→ **Work to be completed**: Repeat every entry word for word, but leave the images out of your copy.

→ **Given records**:
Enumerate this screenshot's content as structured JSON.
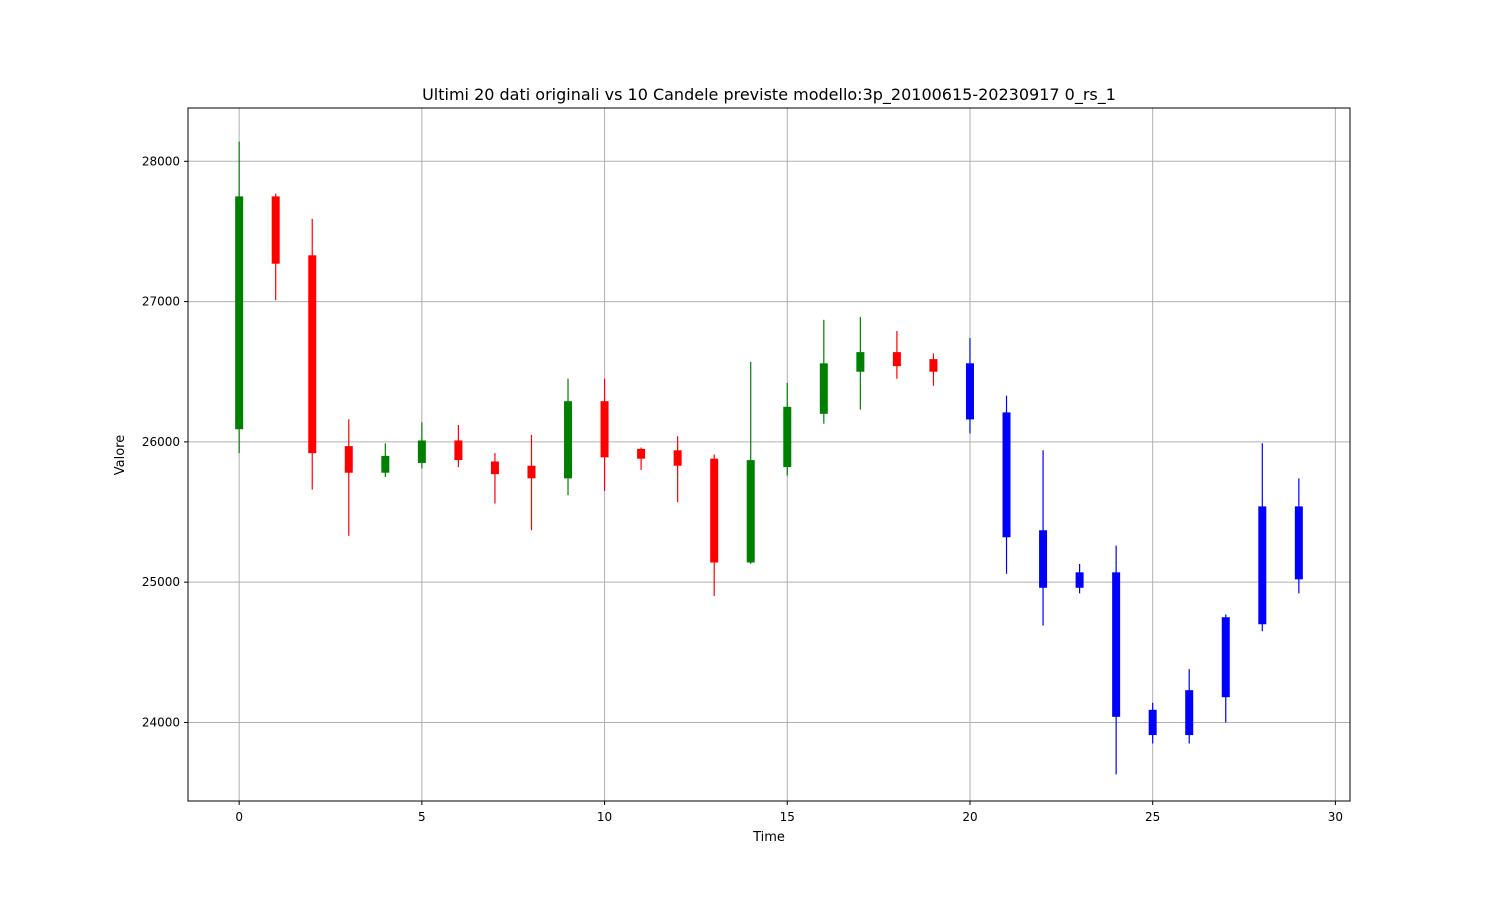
{
  "chart_data": {
    "type": "candlestick",
    "title": "Ultimi 20 dati originali vs 10 Candele previste modello:3p_20100615-20230917 0_rs_1",
    "xlabel": "Time",
    "ylabel": "Valore",
    "xlim": [
      -1.4,
      30.4
    ],
    "ylim": [
      23440,
      28380
    ],
    "xticks": [
      0,
      5,
      10,
      15,
      20,
      25,
      30
    ],
    "yticks": [
      24000,
      25000,
      26000,
      27000,
      28000
    ],
    "grid": true,
    "colors": {
      "up": "#008000",
      "down": "#ff0000",
      "forecast": "#0000ff",
      "grid": "#b0b0b0"
    },
    "candles": [
      {
        "x": 0,
        "open": 26090,
        "high": 28140,
        "low": 25920,
        "close": 27750,
        "kind": "up"
      },
      {
        "x": 1,
        "open": 27750,
        "high": 27770,
        "low": 27010,
        "close": 27270,
        "kind": "down"
      },
      {
        "x": 2,
        "open": 27330,
        "high": 27590,
        "low": 25660,
        "close": 25920,
        "kind": "down"
      },
      {
        "x": 3,
        "open": 25970,
        "high": 26160,
        "low": 25330,
        "close": 25780,
        "kind": "down"
      },
      {
        "x": 4,
        "open": 25780,
        "high": 25990,
        "low": 25750,
        "close": 25900,
        "kind": "up"
      },
      {
        "x": 5,
        "open": 25850,
        "high": 26140,
        "low": 25810,
        "close": 26010,
        "kind": "up"
      },
      {
        "x": 6,
        "open": 26010,
        "high": 26120,
        "low": 25820,
        "close": 25870,
        "kind": "down"
      },
      {
        "x": 7,
        "open": 25860,
        "high": 25920,
        "low": 25560,
        "close": 25770,
        "kind": "down"
      },
      {
        "x": 8,
        "open": 25830,
        "high": 26050,
        "low": 25370,
        "close": 25740,
        "kind": "down"
      },
      {
        "x": 9,
        "open": 25740,
        "high": 26450,
        "low": 25620,
        "close": 26290,
        "kind": "up"
      },
      {
        "x": 10,
        "open": 26290,
        "high": 26450,
        "low": 25650,
        "close": 25890,
        "kind": "down"
      },
      {
        "x": 11,
        "open": 25950,
        "high": 25960,
        "low": 25800,
        "close": 25880,
        "kind": "down"
      },
      {
        "x": 12,
        "open": 25940,
        "high": 26040,
        "low": 25570,
        "close": 25830,
        "kind": "down"
      },
      {
        "x": 13,
        "open": 25880,
        "high": 25910,
        "low": 24900,
        "close": 25140,
        "kind": "down"
      },
      {
        "x": 14,
        "open": 25140,
        "high": 26570,
        "low": 25130,
        "close": 25870,
        "kind": "up"
      },
      {
        "x": 15,
        "open": 25820,
        "high": 26420,
        "low": 25760,
        "close": 26250,
        "kind": "up"
      },
      {
        "x": 16,
        "open": 26200,
        "high": 26870,
        "low": 26130,
        "close": 26560,
        "kind": "up"
      },
      {
        "x": 17,
        "open": 26500,
        "high": 26890,
        "low": 26230,
        "close": 26640,
        "kind": "up"
      },
      {
        "x": 18,
        "open": 26640,
        "high": 26790,
        "low": 26450,
        "close": 26540,
        "kind": "down"
      },
      {
        "x": 19,
        "open": 26590,
        "high": 26630,
        "low": 26400,
        "close": 26500,
        "kind": "down"
      },
      {
        "x": 20,
        "open": 26560,
        "high": 26740,
        "low": 26060,
        "close": 26160,
        "kind": "forecast"
      },
      {
        "x": 21,
        "open": 26210,
        "high": 26330,
        "low": 25060,
        "close": 25320,
        "kind": "forecast"
      },
      {
        "x": 22,
        "open": 25370,
        "high": 25940,
        "low": 24690,
        "close": 24960,
        "kind": "forecast"
      },
      {
        "x": 23,
        "open": 25070,
        "high": 25130,
        "low": 24920,
        "close": 24960,
        "kind": "forecast"
      },
      {
        "x": 24,
        "open": 25070,
        "high": 25260,
        "low": 23630,
        "close": 24040,
        "kind": "forecast"
      },
      {
        "x": 25,
        "open": 24090,
        "high": 24140,
        "low": 23850,
        "close": 23910,
        "kind": "forecast"
      },
      {
        "x": 26,
        "open": 24230,
        "high": 24380,
        "low": 23850,
        "close": 23910,
        "kind": "forecast"
      },
      {
        "x": 27,
        "open": 24750,
        "high": 24770,
        "low": 24000,
        "close": 24180,
        "kind": "forecast"
      },
      {
        "x": 28,
        "open": 25540,
        "high": 25990,
        "low": 24650,
        "close": 24700,
        "kind": "forecast"
      },
      {
        "x": 29,
        "open": 25540,
        "high": 25740,
        "low": 24920,
        "close": 25020,
        "kind": "forecast"
      }
    ]
  }
}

→ **Response**:
Enumerate this screenshot's content as structured JSON.
{
  "chart_data": {
    "type": "candlestick",
    "title": "Ultimi 20 dati originali vs 10 Candele previste modello:3p_20100615-20230917 0_rs_1",
    "xlabel": "Time",
    "ylabel": "Valore",
    "xlim": [
      -1.4,
      30.4
    ],
    "ylim": [
      23440,
      28380
    ],
    "xticks": [
      0,
      5,
      10,
      15,
      20,
      25,
      30
    ],
    "yticks": [
      24000,
      25000,
      26000,
      27000,
      28000
    ],
    "grid": true,
    "colors": {
      "up": "#008000",
      "down": "#ff0000",
      "forecast": "#0000ff",
      "grid": "#b0b0b0"
    },
    "candles": [
      {
        "x": 0,
        "open": 26090,
        "high": 28140,
        "low": 25920,
        "close": 27750,
        "kind": "up"
      },
      {
        "x": 1,
        "open": 27750,
        "high": 27770,
        "low": 27010,
        "close": 27270,
        "kind": "down"
      },
      {
        "x": 2,
        "open": 27330,
        "high": 27590,
        "low": 25660,
        "close": 25920,
        "kind": "down"
      },
      {
        "x": 3,
        "open": 25970,
        "high": 26160,
        "low": 25330,
        "close": 25780,
        "kind": "down"
      },
      {
        "x": 4,
        "open": 25780,
        "high": 25990,
        "low": 25750,
        "close": 25900,
        "kind": "up"
      },
      {
        "x": 5,
        "open": 25850,
        "high": 26140,
        "low": 25810,
        "close": 26010,
        "kind": "up"
      },
      {
        "x": 6,
        "open": 26010,
        "high": 26120,
        "low": 25820,
        "close": 25870,
        "kind": "down"
      },
      {
        "x": 7,
        "open": 25860,
        "high": 25920,
        "low": 25560,
        "close": 25770,
        "kind": "down"
      },
      {
        "x": 8,
        "open": 25830,
        "high": 26050,
        "low": 25370,
        "close": 25740,
        "kind": "down"
      },
      {
        "x": 9,
        "open": 25740,
        "high": 26450,
        "low": 25620,
        "close": 26290,
        "kind": "up"
      },
      {
        "x": 10,
        "open": 26290,
        "high": 26450,
        "low": 25650,
        "close": 25890,
        "kind": "down"
      },
      {
        "x": 11,
        "open": 25950,
        "high": 25960,
        "low": 25800,
        "close": 25880,
        "kind": "down"
      },
      {
        "x": 12,
        "open": 25940,
        "high": 26040,
        "low": 25570,
        "close": 25830,
        "kind": "down"
      },
      {
        "x": 13,
        "open": 25880,
        "high": 25910,
        "low": 24900,
        "close": 25140,
        "kind": "down"
      },
      {
        "x": 14,
        "open": 25140,
        "high": 26570,
        "low": 25130,
        "close": 25870,
        "kind": "up"
      },
      {
        "x": 15,
        "open": 25820,
        "high": 26420,
        "low": 25760,
        "close": 26250,
        "kind": "up"
      },
      {
        "x": 16,
        "open": 26200,
        "high": 26870,
        "low": 26130,
        "close": 26560,
        "kind": "up"
      },
      {
        "x": 17,
        "open": 26500,
        "high": 26890,
        "low": 26230,
        "close": 26640,
        "kind": "up"
      },
      {
        "x": 18,
        "open": 26640,
        "high": 26790,
        "low": 26450,
        "close": 26540,
        "kind": "down"
      },
      {
        "x": 19,
        "open": 26590,
        "high": 26630,
        "low": 26400,
        "close": 26500,
        "kind": "down"
      },
      {
        "x": 20,
        "open": 26560,
        "high": 26740,
        "low": 26060,
        "close": 26160,
        "kind": "forecast"
      },
      {
        "x": 21,
        "open": 26210,
        "high": 26330,
        "low": 25060,
        "close": 25320,
        "kind": "forecast"
      },
      {
        "x": 22,
        "open": 25370,
        "high": 25940,
        "low": 24690,
        "close": 24960,
        "kind": "forecast"
      },
      {
        "x": 23,
        "open": 25070,
        "high": 25130,
        "low": 24920,
        "close": 24960,
        "kind": "forecast"
      },
      {
        "x": 24,
        "open": 25070,
        "high": 25260,
        "low": 23630,
        "close": 24040,
        "kind": "forecast"
      },
      {
        "x": 25,
        "open": 24090,
        "high": 24140,
        "low": 23850,
        "close": 23910,
        "kind": "forecast"
      },
      {
        "x": 26,
        "open": 24230,
        "high": 24380,
        "low": 23850,
        "close": 23910,
        "kind": "forecast"
      },
      {
        "x": 27,
        "open": 24750,
        "high": 24770,
        "low": 24000,
        "close": 24180,
        "kind": "forecast"
      },
      {
        "x": 28,
        "open": 25540,
        "high": 25990,
        "low": 24650,
        "close": 24700,
        "kind": "forecast"
      },
      {
        "x": 29,
        "open": 25540,
        "high": 25740,
        "low": 24920,
        "close": 25020,
        "kind": "forecast"
      }
    ]
  }
}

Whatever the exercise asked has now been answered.